- Your instructions -
Reproduce every record below exactly as written, leaving out any pictures.

— start Information supplied —

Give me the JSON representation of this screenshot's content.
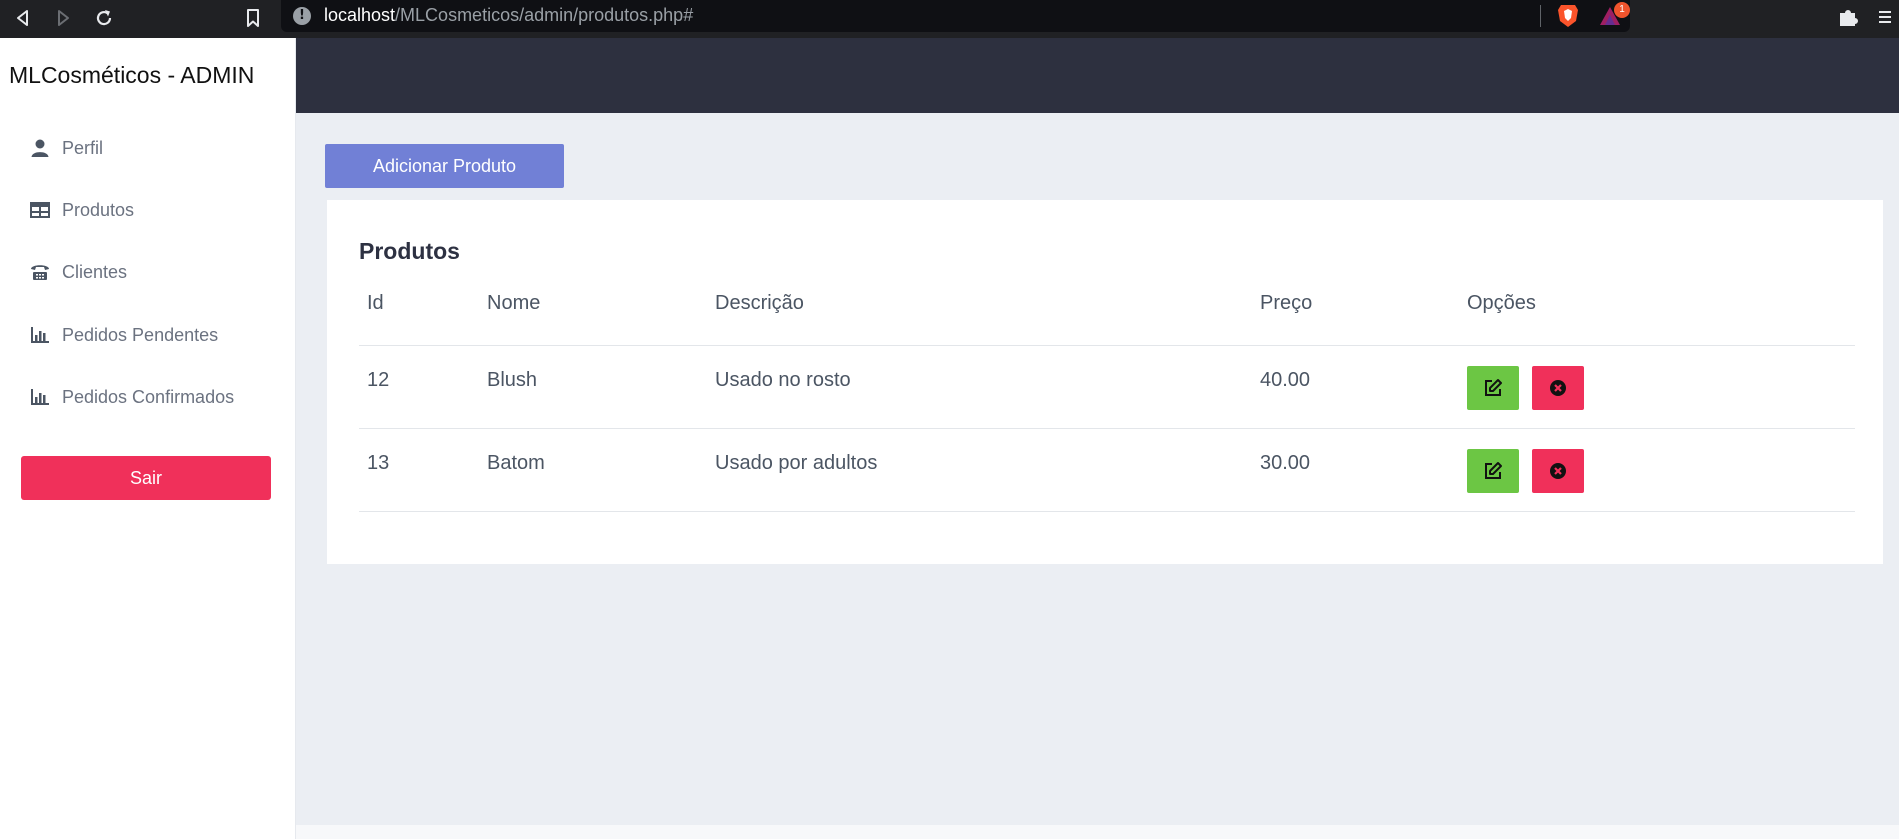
{
  "browser": {
    "url_host": "localhost",
    "url_path": "/MLCosmeticos/admin/produtos.php#",
    "rewards_badge": "1",
    "info_icon": "info-icon",
    "colors": {
      "chrome_bg": "#202124",
      "url_bg": "#0f1014",
      "brave_orange": "#fb542b"
    }
  },
  "sidebar": {
    "brand": "MLCosméticos - ADMIN",
    "items": [
      {
        "label": "Perfil",
        "icon": "user-icon"
      },
      {
        "label": "Produtos",
        "icon": "table-icon"
      },
      {
        "label": "Clientes",
        "icon": "phone-icon"
      },
      {
        "label": "Pedidos Pendentes",
        "icon": "bar-chart-icon"
      },
      {
        "label": "Pedidos Confirmados",
        "icon": "bar-chart-icon"
      }
    ],
    "logout_label": "Sair"
  },
  "main": {
    "add_button_label": "Adicionar Produto",
    "card_title": "Produtos",
    "columns": [
      "Id",
      "Nome",
      "Descrição",
      "Preço",
      "Opções"
    ],
    "rows": [
      {
        "id": "12",
        "nome": "Blush",
        "descricao": "Usado no rosto",
        "preco": "40.00"
      },
      {
        "id": "13",
        "nome": "Batom",
        "descricao": "Usado por adultos",
        "preco": "30.00"
      }
    ],
    "row_actions": [
      {
        "name": "edit",
        "icon": "edit-icon",
        "color": "#6cc644"
      },
      {
        "name": "delete",
        "icon": "close-circle-icon",
        "color": "#f0305a"
      }
    ]
  },
  "colors": {
    "topbar": "#2d303f",
    "main_bg": "#ebeef3",
    "accent_primary": "#7180d6",
    "danger": "#f0305a",
    "success": "#6cc644"
  }
}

— end Information supplied —

- Task output -
Give me the JSON representation of this screenshot's content.
{
  "browser": {
    "url_host": "localhost",
    "url_path": "/MLCosmeticos/admin/produtos.php#",
    "rewards_badge": "1",
    "info_icon": "info-icon",
    "colors": {
      "chrome_bg": "#202124",
      "url_bg": "#0f1014",
      "brave_orange": "#fb542b"
    }
  },
  "sidebar": {
    "brand": "MLCosméticos - ADMIN",
    "items": [
      {
        "label": "Perfil",
        "icon": "user-icon"
      },
      {
        "label": "Produtos",
        "icon": "table-icon"
      },
      {
        "label": "Clientes",
        "icon": "phone-icon"
      },
      {
        "label": "Pedidos Pendentes",
        "icon": "bar-chart-icon"
      },
      {
        "label": "Pedidos Confirmados",
        "icon": "bar-chart-icon"
      }
    ],
    "logout_label": "Sair"
  },
  "main": {
    "add_button_label": "Adicionar Produto",
    "card_title": "Produtos",
    "columns": [
      "Id",
      "Nome",
      "Descrição",
      "Preço",
      "Opções"
    ],
    "rows": [
      {
        "id": "12",
        "nome": "Blush",
        "descricao": "Usado no rosto",
        "preco": "40.00"
      },
      {
        "id": "13",
        "nome": "Batom",
        "descricao": "Usado por adultos",
        "preco": "30.00"
      }
    ],
    "row_actions": [
      {
        "name": "edit",
        "icon": "edit-icon",
        "color": "#6cc644"
      },
      {
        "name": "delete",
        "icon": "close-circle-icon",
        "color": "#f0305a"
      }
    ]
  },
  "colors": {
    "topbar": "#2d303f",
    "main_bg": "#ebeef3",
    "accent_primary": "#7180d6",
    "danger": "#f0305a",
    "success": "#6cc644"
  }
}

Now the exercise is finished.